A run of records
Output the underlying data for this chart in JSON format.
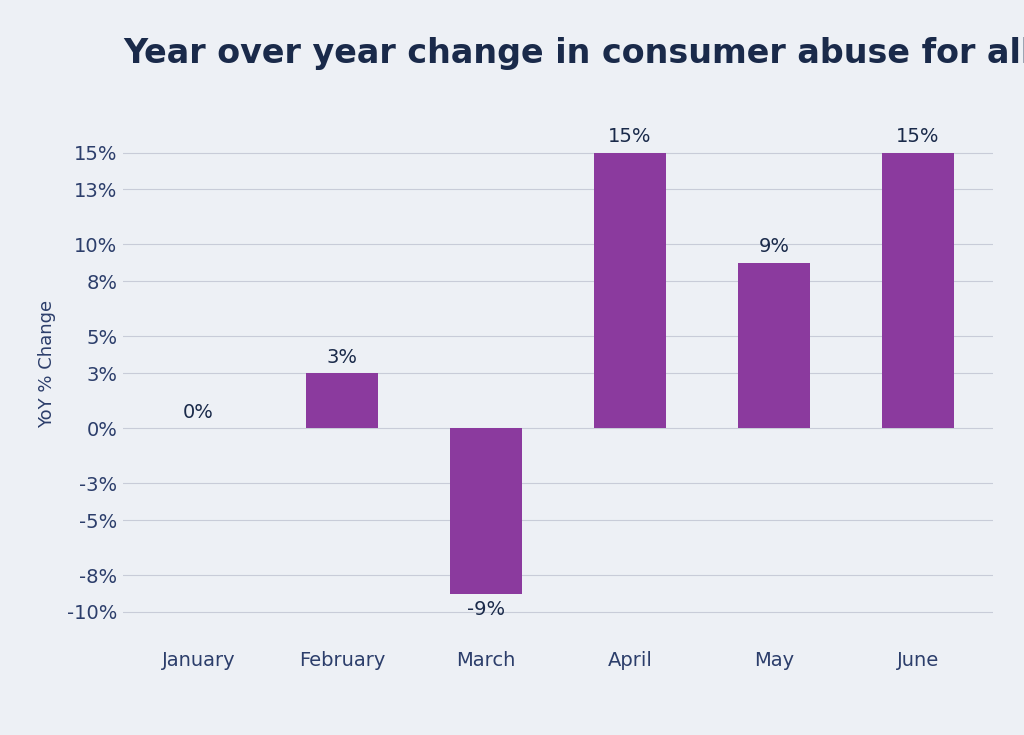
{
  "title": "Year over year change in consumer abuse for all verticals",
  "categories": [
    "January",
    "February",
    "March",
    "April",
    "May",
    "June"
  ],
  "values": [
    0,
    3,
    -9,
    15,
    9,
    15
  ],
  "bar_color": "#8B3A9E",
  "ylabel": "YoY % Change",
  "ylim": [
    -11.5,
    18.5
  ],
  "yticks": [
    -10,
    -8,
    -5,
    -3,
    0,
    3,
    5,
    8,
    10,
    13,
    15
  ],
  "ytick_labels": [
    "-10%",
    "-8%",
    "-5%",
    "-3%",
    "0%",
    "3%",
    "5%",
    "8%",
    "10%",
    "13%",
    "15%"
  ],
  "background_color": "#edf0f5",
  "title_color": "#1a2a4a",
  "label_color": "#1a2a4a",
  "tick_color": "#2c3e6b",
  "title_fontsize": 24,
  "axis_fontsize": 14,
  "ylabel_fontsize": 13,
  "bar_label_fontsize": 14,
  "grid_color": "#c8ccd8",
  "bar_width": 0.5
}
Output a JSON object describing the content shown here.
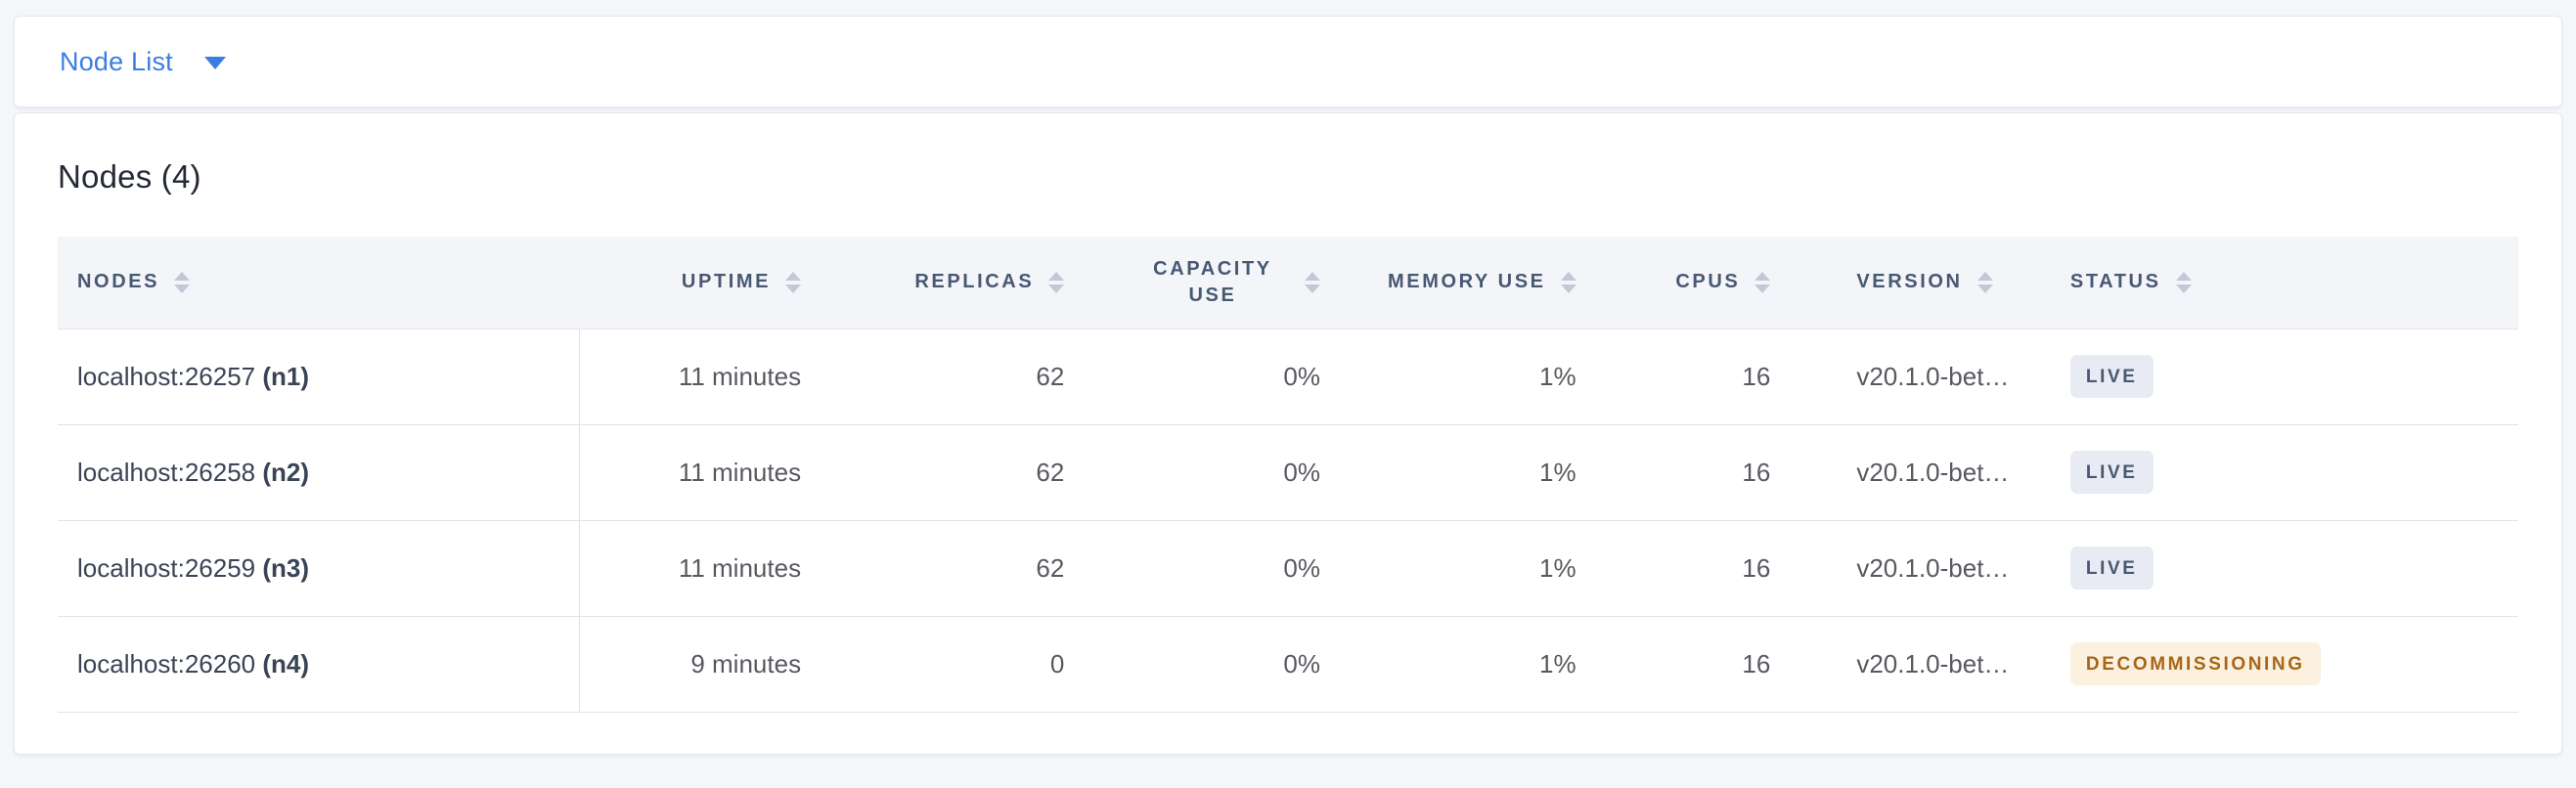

## Your goal:
Omit the images and transcribe all of the records above word for word.

## The completed task:
Output the underlying data for this chart in JSON format.
{
  "title": "Year over year change in consumer abuse for all verticals",
  "categories": [
    "January",
    "February",
    "March",
    "April",
    "May",
    "June"
  ],
  "values": [
    0,
    3,
    -9,
    15,
    9,
    15
  ],
  "bar_color": "#8B3A9E",
  "ylabel": "YoY % Change",
  "ylim": [
    -11.5,
    18.5
  ],
  "yticks": [
    -10,
    -8,
    -5,
    -3,
    0,
    3,
    5,
    8,
    10,
    13,
    15
  ],
  "ytick_labels": [
    "-10%",
    "-8%",
    "-5%",
    "-3%",
    "0%",
    "3%",
    "5%",
    "8%",
    "10%",
    "13%",
    "15%"
  ],
  "background_color": "#edf0f5",
  "title_color": "#1a2a4a",
  "label_color": "#1a2a4a",
  "tick_color": "#2c3e6b",
  "title_fontsize": 24,
  "axis_fontsize": 14,
  "ylabel_fontsize": 13,
  "bar_label_fontsize": 14,
  "grid_color": "#c8ccd8",
  "bar_width": 0.5
}
Output a JSON object describing the content shown here.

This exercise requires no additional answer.